=== Goal of the exercise ===
Copy out, unchanged, the entries below from the "Convert this screenshot" line to the final line. Omit pictures.

___ Task data

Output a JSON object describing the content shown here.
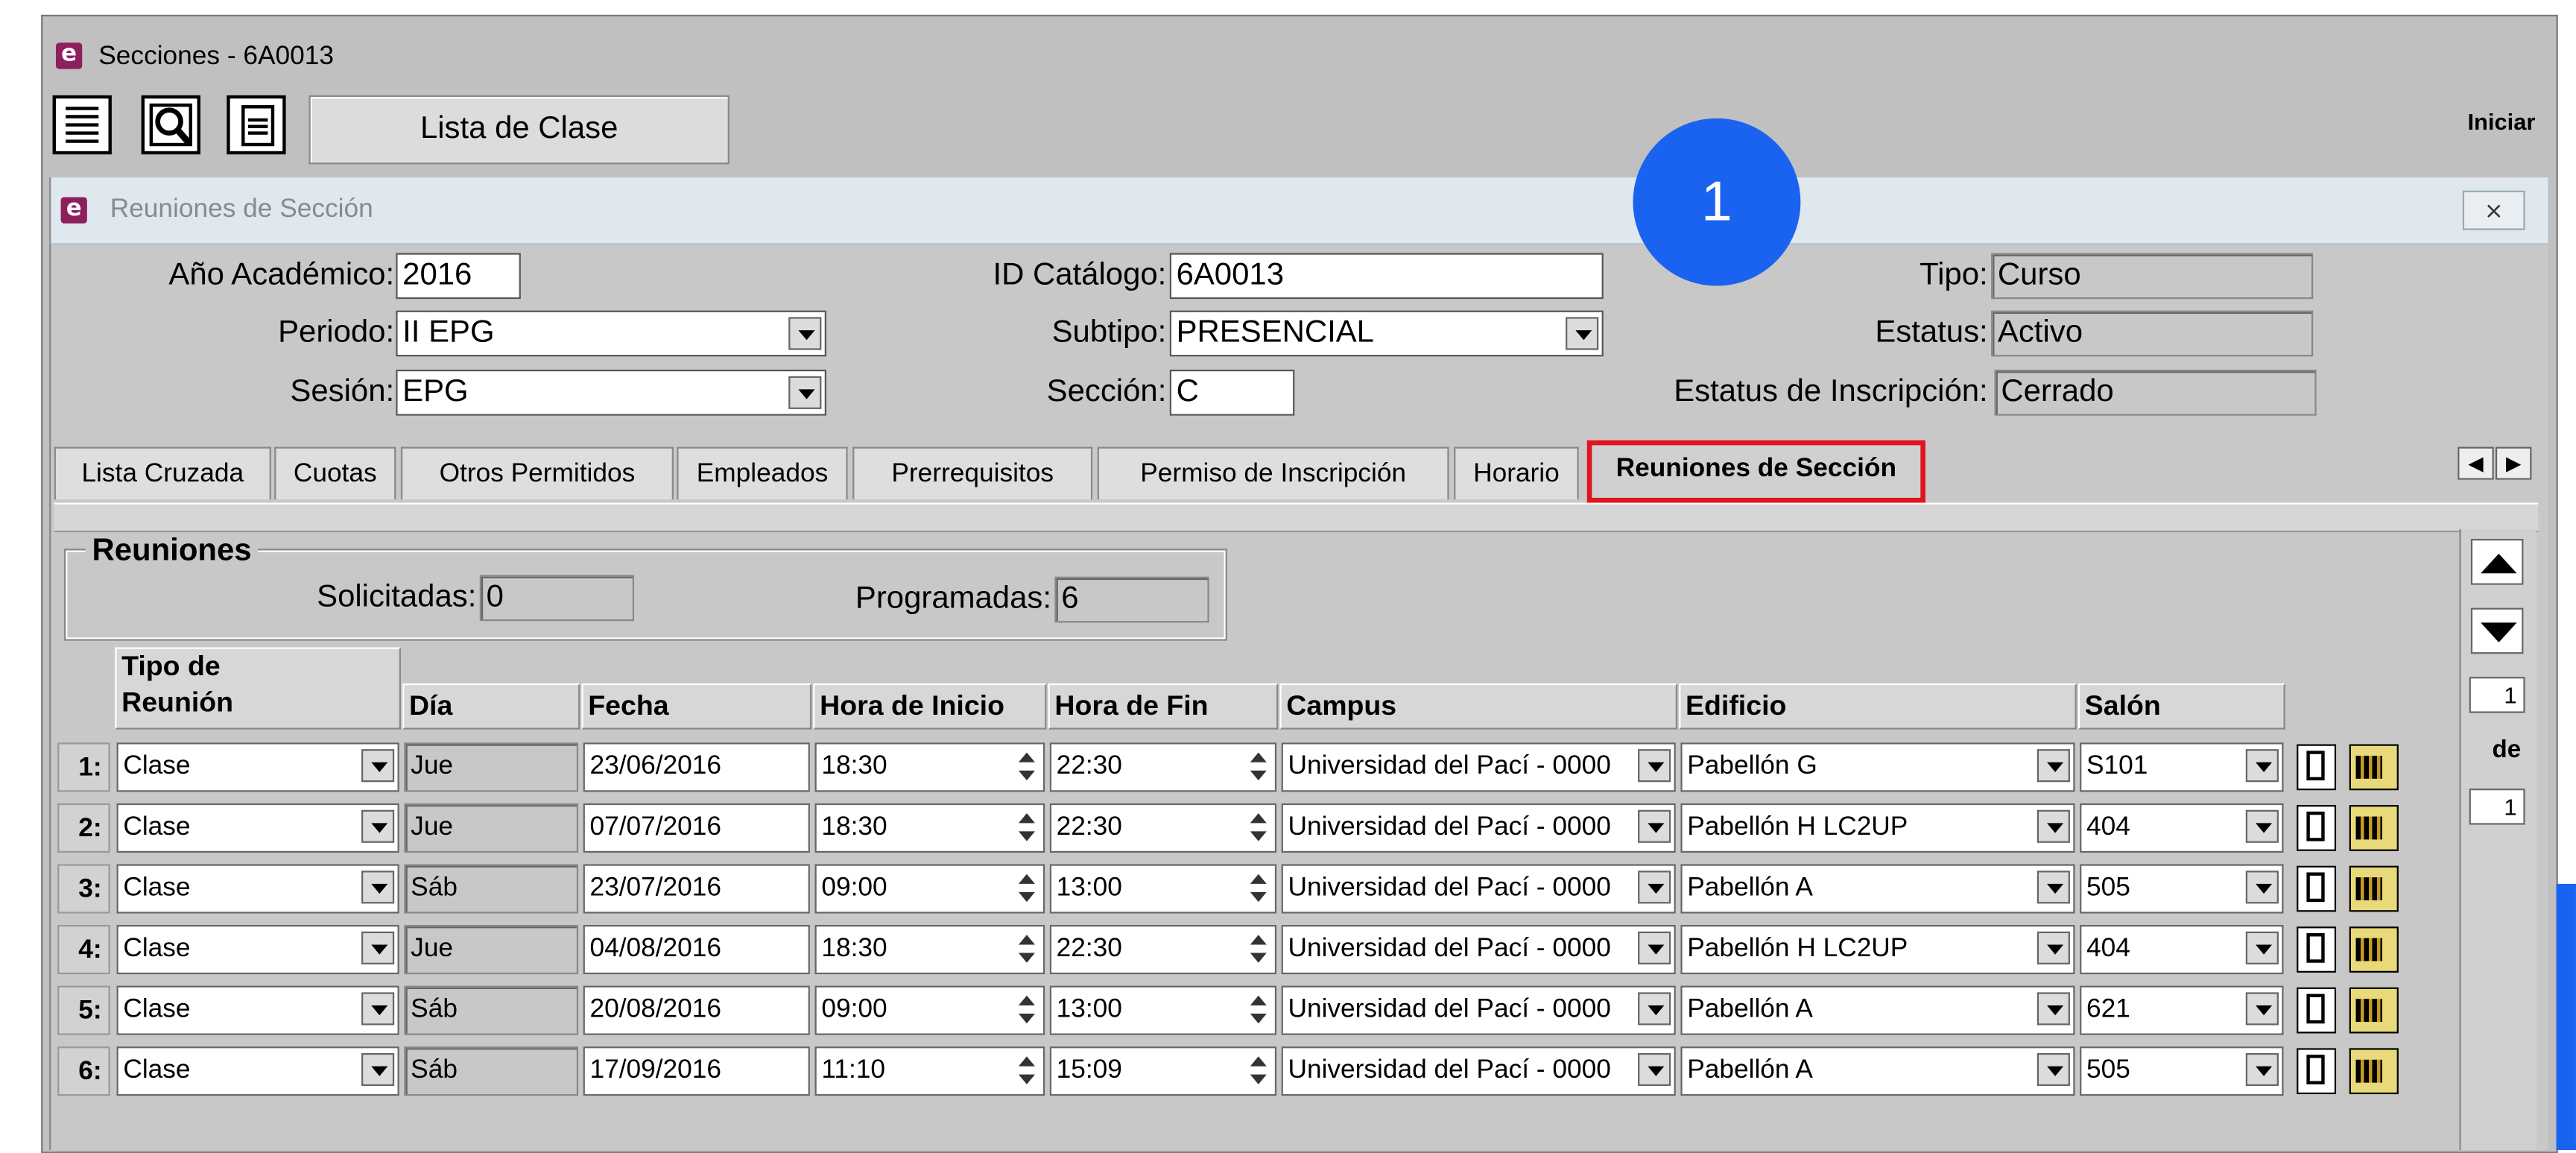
{
  "window": {
    "title": "Secciones -  6A0013",
    "iniciar": "Iniciar"
  },
  "toolbar": {
    "lista_clase": "Lista de Clase"
  },
  "dialog": {
    "title": "Reuniones de Sección",
    "close_label": "⨯"
  },
  "badge": "1",
  "form": {
    "anio_label": "Año Académico:",
    "anio_value": "2016",
    "periodo_label": "Periodo:",
    "periodo_value": "II EPG",
    "sesion_label": "Sesión:",
    "sesion_value": "EPG",
    "catalogo_label": "ID Catálogo:",
    "catalogo_value": "6A0013",
    "subtipo_label": "Subtipo:",
    "subtipo_value": "PRESENCIAL",
    "seccion_label": "Sección:",
    "seccion_value": "C",
    "tipo_label": "Tipo:",
    "tipo_value": "Curso",
    "estatus_label": "Estatus:",
    "estatus_value": "Activo",
    "inscripcion_label": "Estatus de Inscripción:",
    "inscripcion_value": "Cerrado"
  },
  "tabs": [
    "Lista Cruzada",
    "Cuotas",
    "Otros Permitidos",
    "Empleados",
    "Prerrequisitos",
    "Permiso de Inscripción",
    "Horario",
    "Reuniones de Sección"
  ],
  "reuniones": {
    "title": "Reuniones",
    "solicitadas_label": "Solicitadas:",
    "solicitadas_value": "0",
    "programadas_label": "Programadas:",
    "programadas_value": "6"
  },
  "table": {
    "headers": [
      "Tipo de\nReunión",
      "Día",
      "Fecha",
      "Hora de Inicio",
      "Hora de Fin",
      "Campus",
      "Edificio",
      "Salón"
    ],
    "rows": [
      {
        "n": "1:",
        "tipo": "Clase",
        "dia": "Jue",
        "fecha": "23/06/2016",
        "inicio": "18:30",
        "fin": "22:30",
        "campus": "Universidad del Pací - 0000",
        "edificio": "Pabellón G",
        "salon": "S101"
      },
      {
        "n": "2:",
        "tipo": "Clase",
        "dia": "Jue",
        "fecha": "07/07/2016",
        "inicio": "18:30",
        "fin": "22:30",
        "campus": "Universidad del Pací - 0000",
        "edificio": "Pabellón H LC2UP",
        "salon": "404"
      },
      {
        "n": "3:",
        "tipo": "Clase",
        "dia": "Sáb",
        "fecha": "23/07/2016",
        "inicio": "09:00",
        "fin": "13:00",
        "campus": "Universidad del Pací - 0000",
        "edificio": "Pabellón A",
        "salon": "505"
      },
      {
        "n": "4:",
        "tipo": "Clase",
        "dia": "Jue",
        "fecha": "04/08/2016",
        "inicio": "18:30",
        "fin": "22:30",
        "campus": "Universidad del Pací - 0000",
        "edificio": "Pabellón H LC2UP",
        "salon": "404"
      },
      {
        "n": "5:",
        "tipo": "Clase",
        "dia": "Sáb",
        "fecha": "20/08/2016",
        "inicio": "09:00",
        "fin": "13:00",
        "campus": "Universidad del Pací - 0000",
        "edificio": "Pabellón A",
        "salon": "621"
      },
      {
        "n": "6:",
        "tipo": "Clase",
        "dia": "Sáb",
        "fecha": "17/09/2016",
        "inicio": "11:10",
        "fin": "15:09",
        "campus": "Universidad del Pací - 0000",
        "edificio": "Pabellón A",
        "salon": "505"
      }
    ]
  },
  "pager": {
    "current": "1",
    "of_label": "de",
    "total": "1"
  }
}
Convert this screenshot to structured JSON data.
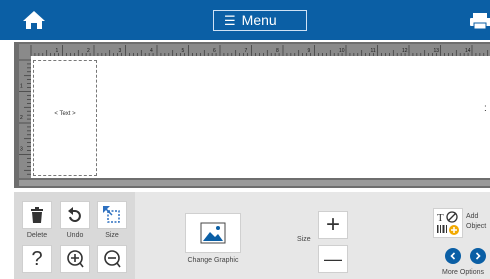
{
  "topbar": {
    "home_icon": "home-icon",
    "menu_icon": "hamburger-icon",
    "menu_label": "Menu",
    "printer_icon": "printer-icon"
  },
  "editor": {
    "ruler_top_numbers": [
      "1",
      "2",
      "3",
      "4",
      "5",
      "6",
      "7",
      "8",
      "9",
      "10",
      "11",
      "12",
      "13",
      "14"
    ],
    "ruler_left_numbers": [
      "1",
      "2",
      "3",
      "4"
    ],
    "label_text": "< Text >"
  },
  "toolbar": {
    "delete_label": "Delete",
    "undo_label": "Undo",
    "size_tool_label": "Size",
    "help_icon": "question-icon",
    "zoom_in_icon": "zoom-in-icon",
    "zoom_out_icon": "zoom-out-icon"
  },
  "properties": {
    "change_graphic_label": "Change Graphic",
    "size_label": "Size",
    "increase_symbol": "+",
    "decrease_symbol": "—",
    "add_object_label": "Add Object",
    "more_options_label": "More Options"
  },
  "colors": {
    "topbar": "#0b5fa5",
    "editor_bg": "#6e6e6e",
    "panel_bg": "#e7e7e7"
  }
}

______

=== Final result ===
Convert this screenshot to structured JSON data.
{
  "topbar": {
    "home_icon": "home-icon",
    "menu_icon": "hamburger-icon",
    "menu_label": "Menu",
    "printer_icon": "printer-icon"
  },
  "editor": {
    "ruler_top_numbers": [
      "1",
      "2",
      "3",
      "4",
      "5",
      "6",
      "7",
      "8",
      "9",
      "10",
      "11",
      "12",
      "13",
      "14"
    ],
    "ruler_left_numbers": [
      "1",
      "2",
      "3",
      "4"
    ],
    "label_text": "< Text >"
  },
  "toolbar": {
    "delete_label": "Delete",
    "undo_label": "Undo",
    "size_tool_label": "Size",
    "help_icon": "question-icon",
    "zoom_in_icon": "zoom-in-icon",
    "zoom_out_icon": "zoom-out-icon"
  },
  "properties": {
    "change_graphic_label": "Change Graphic",
    "size_label": "Size",
    "increase_symbol": "+",
    "decrease_symbol": "—",
    "add_object_label": "Add Object",
    "more_options_label": "More Options"
  },
  "colors": {
    "topbar": "#0b5fa5",
    "editor_bg": "#6e6e6e",
    "panel_bg": "#e7e7e7"
  }
}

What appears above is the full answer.